WORK TO COMPLETE: Can you write out every line of the data below, word for word and with nothing changed?

STORED ROWS:
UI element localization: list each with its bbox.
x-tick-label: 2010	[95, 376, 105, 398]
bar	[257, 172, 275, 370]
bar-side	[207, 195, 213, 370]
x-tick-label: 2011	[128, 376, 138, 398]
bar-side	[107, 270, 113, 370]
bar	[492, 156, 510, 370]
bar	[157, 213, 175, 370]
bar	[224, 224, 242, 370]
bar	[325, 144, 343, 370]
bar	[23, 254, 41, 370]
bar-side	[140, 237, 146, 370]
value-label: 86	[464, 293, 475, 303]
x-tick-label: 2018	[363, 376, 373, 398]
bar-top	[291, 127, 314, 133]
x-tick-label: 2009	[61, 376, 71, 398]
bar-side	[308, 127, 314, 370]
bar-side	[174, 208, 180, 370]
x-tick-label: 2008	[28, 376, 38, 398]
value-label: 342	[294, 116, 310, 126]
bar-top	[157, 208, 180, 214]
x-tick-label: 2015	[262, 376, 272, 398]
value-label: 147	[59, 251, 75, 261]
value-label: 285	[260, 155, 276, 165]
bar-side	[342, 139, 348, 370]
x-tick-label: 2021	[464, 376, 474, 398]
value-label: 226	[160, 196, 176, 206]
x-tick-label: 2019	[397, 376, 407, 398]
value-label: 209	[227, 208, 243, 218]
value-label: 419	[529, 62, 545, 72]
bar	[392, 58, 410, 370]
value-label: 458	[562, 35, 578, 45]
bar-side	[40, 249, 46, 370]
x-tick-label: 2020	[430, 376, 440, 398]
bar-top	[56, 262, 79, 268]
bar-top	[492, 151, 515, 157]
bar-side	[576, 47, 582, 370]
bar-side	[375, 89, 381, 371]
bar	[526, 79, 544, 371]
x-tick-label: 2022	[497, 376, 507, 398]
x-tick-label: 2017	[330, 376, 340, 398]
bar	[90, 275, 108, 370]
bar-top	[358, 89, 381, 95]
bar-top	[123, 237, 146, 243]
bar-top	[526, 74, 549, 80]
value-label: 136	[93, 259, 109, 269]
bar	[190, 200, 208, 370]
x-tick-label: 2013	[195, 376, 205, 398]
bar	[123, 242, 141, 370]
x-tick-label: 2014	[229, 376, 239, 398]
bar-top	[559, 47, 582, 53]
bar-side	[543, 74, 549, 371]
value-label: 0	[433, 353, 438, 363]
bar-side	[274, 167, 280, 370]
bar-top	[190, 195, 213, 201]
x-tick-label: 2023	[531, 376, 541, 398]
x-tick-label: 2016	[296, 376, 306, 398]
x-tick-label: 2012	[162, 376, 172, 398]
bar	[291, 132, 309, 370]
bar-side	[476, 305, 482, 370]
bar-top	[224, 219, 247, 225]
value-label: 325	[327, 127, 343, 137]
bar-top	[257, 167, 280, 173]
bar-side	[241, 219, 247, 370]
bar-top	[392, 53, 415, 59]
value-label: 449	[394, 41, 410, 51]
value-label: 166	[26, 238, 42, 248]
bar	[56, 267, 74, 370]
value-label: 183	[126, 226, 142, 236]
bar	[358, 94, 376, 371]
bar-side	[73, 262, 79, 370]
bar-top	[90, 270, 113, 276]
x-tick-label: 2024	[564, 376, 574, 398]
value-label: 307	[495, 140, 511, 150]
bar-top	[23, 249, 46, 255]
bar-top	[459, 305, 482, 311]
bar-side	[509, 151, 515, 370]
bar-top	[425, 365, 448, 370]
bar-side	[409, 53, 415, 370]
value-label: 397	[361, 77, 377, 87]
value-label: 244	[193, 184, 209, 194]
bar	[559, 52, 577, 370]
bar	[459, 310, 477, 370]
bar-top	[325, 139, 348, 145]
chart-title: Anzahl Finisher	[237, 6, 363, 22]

CORRECT RESULT:
UI element localization: list each with its bbox.
x-tick-label: 2010	[95, 376, 105, 398]
bar	[257, 172, 275, 370]
bar-side	[207, 195, 213, 370]
x-tick-label: 2011	[128, 376, 138, 398]
bar-side	[107, 270, 113, 370]
bar	[492, 156, 510, 370]
bar	[157, 213, 175, 370]
bar	[224, 224, 242, 370]
bar	[325, 144, 343, 370]
bar	[23, 254, 41, 370]
bar-side	[140, 237, 146, 370]
value-label: 86	[464, 293, 475, 303]
x-tick-label: 2018	[363, 376, 373, 398]
bar-top	[291, 127, 314, 133]
x-tick-label: 2009	[61, 376, 71, 398]
bar-side	[308, 127, 314, 370]
bar-side	[174, 208, 180, 370]
x-tick-label: 2008	[28, 376, 38, 398]
value-label: 342	[294, 116, 310, 126]
bar-top	[157, 208, 180, 214]
x-tick-label: 2015	[262, 376, 272, 398]
value-label: 147	[59, 251, 75, 261]
value-label: 285	[260, 155, 276, 165]
bar-side	[342, 139, 348, 370]
x-tick-label: 2021	[464, 376, 474, 398]
value-label: 226	[160, 196, 176, 206]
x-tick-label: 2019	[397, 376, 407, 398]
value-label: 209	[227, 208, 243, 218]
value-label: 419	[529, 62, 545, 72]
bar	[392, 58, 410, 370]
value-label: 458	[562, 35, 578, 45]
bar-side	[40, 249, 46, 370]
x-tick-label: 2020	[430, 376, 440, 398]
bar-top	[56, 262, 79, 268]
bar-top	[492, 151, 515, 157]
bar-side	[576, 47, 582, 370]
bar-side	[375, 89, 381, 371]
bar	[526, 79, 544, 371]
x-tick-label: 2022	[497, 376, 507, 398]
x-tick-label: 2017	[330, 376, 340, 398]
bar	[90, 275, 108, 370]
bar-top	[358, 89, 381, 95]
bar-top	[123, 237, 146, 243]
bar-top	[526, 74, 549, 80]
value-label: 136	[93, 259, 109, 269]
bar	[190, 200, 208, 370]
x-tick-label: 2013	[195, 376, 205, 398]
bar	[123, 242, 141, 370]
x-tick-label: 2014	[229, 376, 239, 398]
bar-top	[559, 47, 582, 53]
bar-side	[543, 74, 549, 371]
value-label: 0	[433, 353, 438, 363]
bar-side	[274, 167, 280, 370]
bar-top	[190, 195, 213, 201]
x-tick-label: 2023	[531, 376, 541, 398]
x-tick-label: 2016	[296, 376, 306, 398]
x-tick-label: 2012	[162, 376, 172, 398]
bar	[291, 132, 309, 370]
bar-side	[476, 305, 482, 370]
bar-top	[224, 219, 247, 225]
value-label: 325	[327, 127, 343, 137]
bar-top	[257, 167, 280, 173]
bar-side	[241, 219, 247, 370]
bar-top	[392, 53, 415, 59]
value-label: 449	[394, 41, 410, 51]
value-label: 166	[26, 238, 42, 248]
bar	[56, 267, 74, 370]
value-label: 183	[126, 226, 142, 236]
bar	[358, 94, 376, 371]
bar-side	[73, 262, 79, 370]
bar-top	[90, 270, 113, 276]
x-tick-label: 2024	[564, 376, 574, 398]
value-label: 307	[495, 140, 511, 150]
bar-top	[23, 249, 46, 255]
bar-top	[459, 305, 482, 311]
bar-side	[509, 151, 515, 370]
bar-top	[425, 365, 448, 370]
bar-side	[409, 53, 415, 370]
value-label: 397	[361, 77, 377, 87]
value-label: 244	[193, 184, 209, 194]
bar	[559, 52, 577, 370]
bar	[459, 310, 477, 370]
bar-top	[325, 139, 348, 145]
chart-title: Anzahl Finisher	[237, 6, 363, 22]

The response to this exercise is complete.